** start SUPPLIED MATERIAL **

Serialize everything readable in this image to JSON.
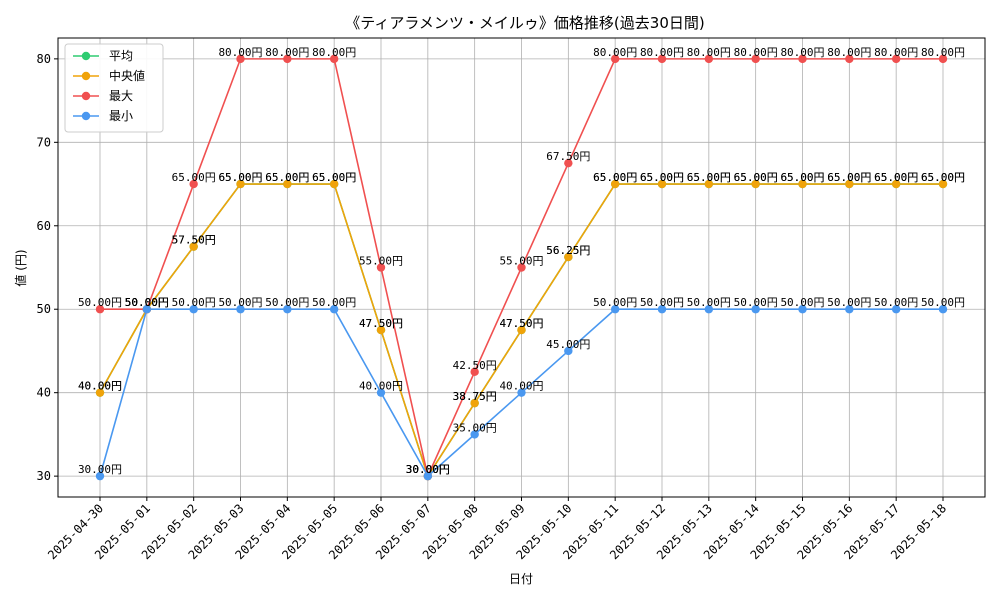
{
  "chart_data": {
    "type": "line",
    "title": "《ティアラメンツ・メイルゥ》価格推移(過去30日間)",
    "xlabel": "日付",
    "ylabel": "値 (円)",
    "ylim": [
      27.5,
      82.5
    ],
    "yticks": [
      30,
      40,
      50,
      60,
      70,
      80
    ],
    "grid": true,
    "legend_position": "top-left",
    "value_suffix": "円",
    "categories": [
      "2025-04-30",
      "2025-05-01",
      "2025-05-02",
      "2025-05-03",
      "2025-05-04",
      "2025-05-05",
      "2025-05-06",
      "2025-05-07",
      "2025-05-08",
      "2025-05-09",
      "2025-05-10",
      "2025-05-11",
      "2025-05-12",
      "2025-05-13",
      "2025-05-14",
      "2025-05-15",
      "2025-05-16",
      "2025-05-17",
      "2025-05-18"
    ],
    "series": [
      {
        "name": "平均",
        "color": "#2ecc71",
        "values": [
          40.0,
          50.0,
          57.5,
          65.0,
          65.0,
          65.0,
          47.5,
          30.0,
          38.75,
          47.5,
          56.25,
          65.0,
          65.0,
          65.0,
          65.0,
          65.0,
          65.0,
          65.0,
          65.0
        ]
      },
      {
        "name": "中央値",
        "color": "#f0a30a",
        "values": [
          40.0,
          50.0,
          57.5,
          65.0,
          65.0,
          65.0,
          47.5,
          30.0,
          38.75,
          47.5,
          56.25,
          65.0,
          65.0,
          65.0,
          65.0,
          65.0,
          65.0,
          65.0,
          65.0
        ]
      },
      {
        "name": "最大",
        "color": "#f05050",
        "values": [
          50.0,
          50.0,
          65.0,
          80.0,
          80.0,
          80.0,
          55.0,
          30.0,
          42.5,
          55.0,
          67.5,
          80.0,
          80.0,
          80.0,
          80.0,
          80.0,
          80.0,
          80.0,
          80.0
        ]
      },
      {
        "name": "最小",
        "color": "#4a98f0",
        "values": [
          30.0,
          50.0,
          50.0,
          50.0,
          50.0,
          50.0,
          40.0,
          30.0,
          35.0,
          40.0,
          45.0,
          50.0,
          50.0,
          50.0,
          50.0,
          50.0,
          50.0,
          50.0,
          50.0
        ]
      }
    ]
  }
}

** end SUPPLIED MATERIAL **

--- WHAT IS ASKED ---
Exclude the pictures, and transcribe all of the material exactly.

--- RESULT OF THIS EXERCISE ---
Serialize everything readable in this image to JSON.
{
  "chart_data": {
    "type": "line",
    "title": "《ティアラメンツ・メイルゥ》価格推移(過去30日間)",
    "xlabel": "日付",
    "ylabel": "値 (円)",
    "ylim": [
      27.5,
      82.5
    ],
    "yticks": [
      30,
      40,
      50,
      60,
      70,
      80
    ],
    "grid": true,
    "legend_position": "top-left",
    "value_suffix": "円",
    "categories": [
      "2025-04-30",
      "2025-05-01",
      "2025-05-02",
      "2025-05-03",
      "2025-05-04",
      "2025-05-05",
      "2025-05-06",
      "2025-05-07",
      "2025-05-08",
      "2025-05-09",
      "2025-05-10",
      "2025-05-11",
      "2025-05-12",
      "2025-05-13",
      "2025-05-14",
      "2025-05-15",
      "2025-05-16",
      "2025-05-17",
      "2025-05-18"
    ],
    "series": [
      {
        "name": "平均",
        "color": "#2ecc71",
        "values": [
          40.0,
          50.0,
          57.5,
          65.0,
          65.0,
          65.0,
          47.5,
          30.0,
          38.75,
          47.5,
          56.25,
          65.0,
          65.0,
          65.0,
          65.0,
          65.0,
          65.0,
          65.0,
          65.0
        ]
      },
      {
        "name": "中央値",
        "color": "#f0a30a",
        "values": [
          40.0,
          50.0,
          57.5,
          65.0,
          65.0,
          65.0,
          47.5,
          30.0,
          38.75,
          47.5,
          56.25,
          65.0,
          65.0,
          65.0,
          65.0,
          65.0,
          65.0,
          65.0,
          65.0
        ]
      },
      {
        "name": "最大",
        "color": "#f05050",
        "values": [
          50.0,
          50.0,
          65.0,
          80.0,
          80.0,
          80.0,
          55.0,
          30.0,
          42.5,
          55.0,
          67.5,
          80.0,
          80.0,
          80.0,
          80.0,
          80.0,
          80.0,
          80.0,
          80.0
        ]
      },
      {
        "name": "最小",
        "color": "#4a98f0",
        "values": [
          30.0,
          50.0,
          50.0,
          50.0,
          50.0,
          50.0,
          40.0,
          30.0,
          35.0,
          40.0,
          45.0,
          50.0,
          50.0,
          50.0,
          50.0,
          50.0,
          50.0,
          50.0,
          50.0
        ]
      }
    ]
  }
}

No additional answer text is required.